--- START OF INFORMATION SUPPLIED ---

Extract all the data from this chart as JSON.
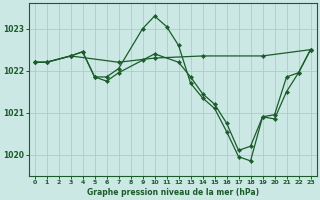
{
  "background_color": "#cce8e4",
  "grid_color": "#aacfc8",
  "line_color": "#1a5c2a",
  "xlabel": "Graphe pression niveau de la mer (hPa)",
  "xlim": [
    -0.5,
    23.5
  ],
  "ylim": [
    1019.5,
    1023.6
  ],
  "yticks": [
    1020,
    1021,
    1022,
    1023
  ],
  "xticks": [
    0,
    1,
    2,
    3,
    4,
    5,
    6,
    7,
    8,
    9,
    10,
    11,
    12,
    13,
    14,
    15,
    16,
    17,
    18,
    19,
    20,
    21,
    22,
    23
  ],
  "series": [
    {
      "x": [
        0,
        1,
        3,
        7,
        10,
        14,
        19,
        23
      ],
      "y": [
        1022.2,
        1022.2,
        1022.35,
        1022.2,
        1022.3,
        1022.35,
        1022.35,
        1022.5
      ]
    },
    {
      "x": [
        0,
        1,
        3,
        4,
        5,
        6,
        7,
        9,
        10,
        11,
        12,
        13,
        14,
        15,
        16,
        17,
        18,
        19,
        20,
        21,
        22,
        23
      ],
      "y": [
        1022.2,
        1022.2,
        1022.35,
        1022.45,
        1021.85,
        1021.85,
        1022.05,
        1023.0,
        1023.3,
        1023.05,
        1022.6,
        1021.7,
        1021.35,
        1021.1,
        1020.55,
        1019.95,
        1019.85,
        1020.9,
        1020.95,
        1021.85,
        1021.95,
        1022.5
      ]
    },
    {
      "x": [
        0,
        1,
        3,
        4,
        5,
        6,
        7,
        9,
        10,
        12,
        13,
        14,
        15,
        16,
        17,
        18,
        19,
        20,
        21,
        22,
        23
      ],
      "y": [
        1022.2,
        1022.2,
        1022.35,
        1022.45,
        1021.85,
        1021.75,
        1021.95,
        1022.25,
        1022.4,
        1022.2,
        1021.85,
        1021.45,
        1021.2,
        1020.75,
        1020.1,
        1020.2,
        1020.9,
        1020.85,
        1021.5,
        1021.95,
        1022.5
      ]
    }
  ]
}
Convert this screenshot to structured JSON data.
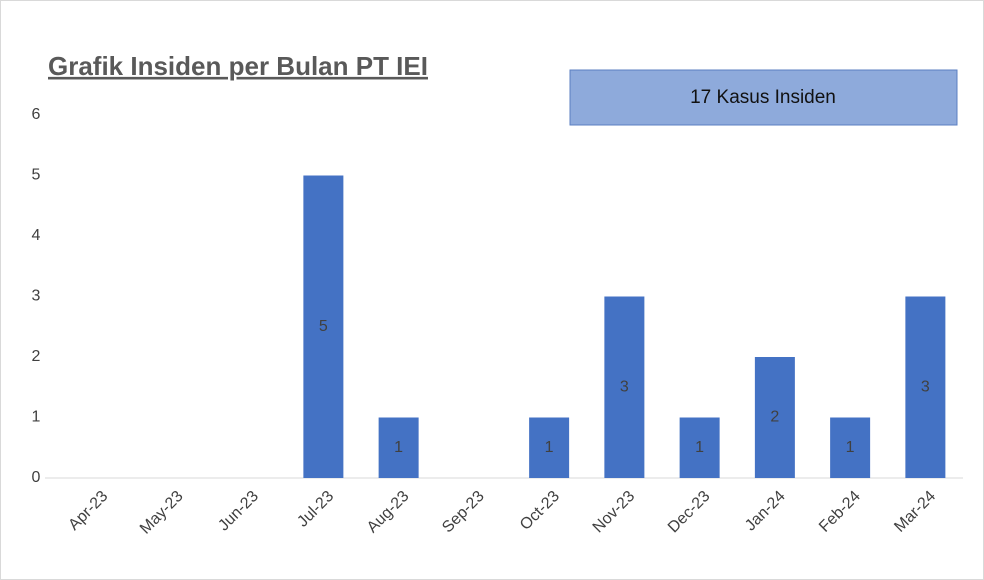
{
  "chart_data": {
    "type": "bar",
    "title": "Grafik Insiden per Bulan PT IEI",
    "annotation": "17 Kasus Insiden",
    "categories": [
      "Apr-23",
      "May-23",
      "Jun-23",
      "Jul-23",
      "Aug-23",
      "Sep-23",
      "Oct-23",
      "Nov-23",
      "Dec-23",
      "Jan-24",
      "Feb-24",
      "Mar-24"
    ],
    "values": [
      0,
      0,
      0,
      5,
      1,
      0,
      1,
      3,
      1,
      2,
      1,
      3
    ],
    "color": "#4472c4",
    "ylim": [
      0,
      6
    ],
    "yticks": [
      0,
      1,
      2,
      3,
      4,
      5,
      6
    ],
    "grid": false
  }
}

--- END OF INFORMATION SUPPLIED ---

STATED TASK ▸ Every line of the data above should be quoted exactly. Omit the pictures.

THE COMPLETED TASK ▸
Extract all the data from this chart as JSON.
{
  "background_color": "#cce8e4",
  "grid_color": "#aacfc8",
  "line_color": "#1a5c2a",
  "xlabel": "Graphe pression niveau de la mer (hPa)",
  "xlim": [
    -0.5,
    23.5
  ],
  "ylim": [
    1019.5,
    1023.6
  ],
  "yticks": [
    1020,
    1021,
    1022,
    1023
  ],
  "xticks": [
    0,
    1,
    2,
    3,
    4,
    5,
    6,
    7,
    8,
    9,
    10,
    11,
    12,
    13,
    14,
    15,
    16,
    17,
    18,
    19,
    20,
    21,
    22,
    23
  ],
  "series": [
    {
      "x": [
        0,
        1,
        3,
        7,
        10,
        14,
        19,
        23
      ],
      "y": [
        1022.2,
        1022.2,
        1022.35,
        1022.2,
        1022.3,
        1022.35,
        1022.35,
        1022.5
      ]
    },
    {
      "x": [
        0,
        1,
        3,
        4,
        5,
        6,
        7,
        9,
        10,
        11,
        12,
        13,
        14,
        15,
        16,
        17,
        18,
        19,
        20,
        21,
        22,
        23
      ],
      "y": [
        1022.2,
        1022.2,
        1022.35,
        1022.45,
        1021.85,
        1021.85,
        1022.05,
        1023.0,
        1023.3,
        1023.05,
        1022.6,
        1021.7,
        1021.35,
        1021.1,
        1020.55,
        1019.95,
        1019.85,
        1020.9,
        1020.95,
        1021.85,
        1021.95,
        1022.5
      ]
    },
    {
      "x": [
        0,
        1,
        3,
        4,
        5,
        6,
        7,
        9,
        10,
        12,
        13,
        14,
        15,
        16,
        17,
        18,
        19,
        20,
        21,
        22,
        23
      ],
      "y": [
        1022.2,
        1022.2,
        1022.35,
        1022.45,
        1021.85,
        1021.75,
        1021.95,
        1022.25,
        1022.4,
        1022.2,
        1021.85,
        1021.45,
        1021.2,
        1020.75,
        1020.1,
        1020.2,
        1020.9,
        1020.85,
        1021.5,
        1021.95,
        1022.5
      ]
    }
  ]
}
Convert this screenshot to structured JSON data.
{
  "chart_data": {
    "type": "bar",
    "title": "Grafik Insiden per Bulan PT IEI",
    "annotation": "17 Kasus Insiden",
    "categories": [
      "Apr-23",
      "May-23",
      "Jun-23",
      "Jul-23",
      "Aug-23",
      "Sep-23",
      "Oct-23",
      "Nov-23",
      "Dec-23",
      "Jan-24",
      "Feb-24",
      "Mar-24"
    ],
    "values": [
      0,
      0,
      0,
      5,
      1,
      0,
      1,
      3,
      1,
      2,
      1,
      3
    ],
    "color": "#4472c4",
    "ylim": [
      0,
      6
    ],
    "yticks": [
      0,
      1,
      2,
      3,
      4,
      5,
      6
    ],
    "grid": false
  }
}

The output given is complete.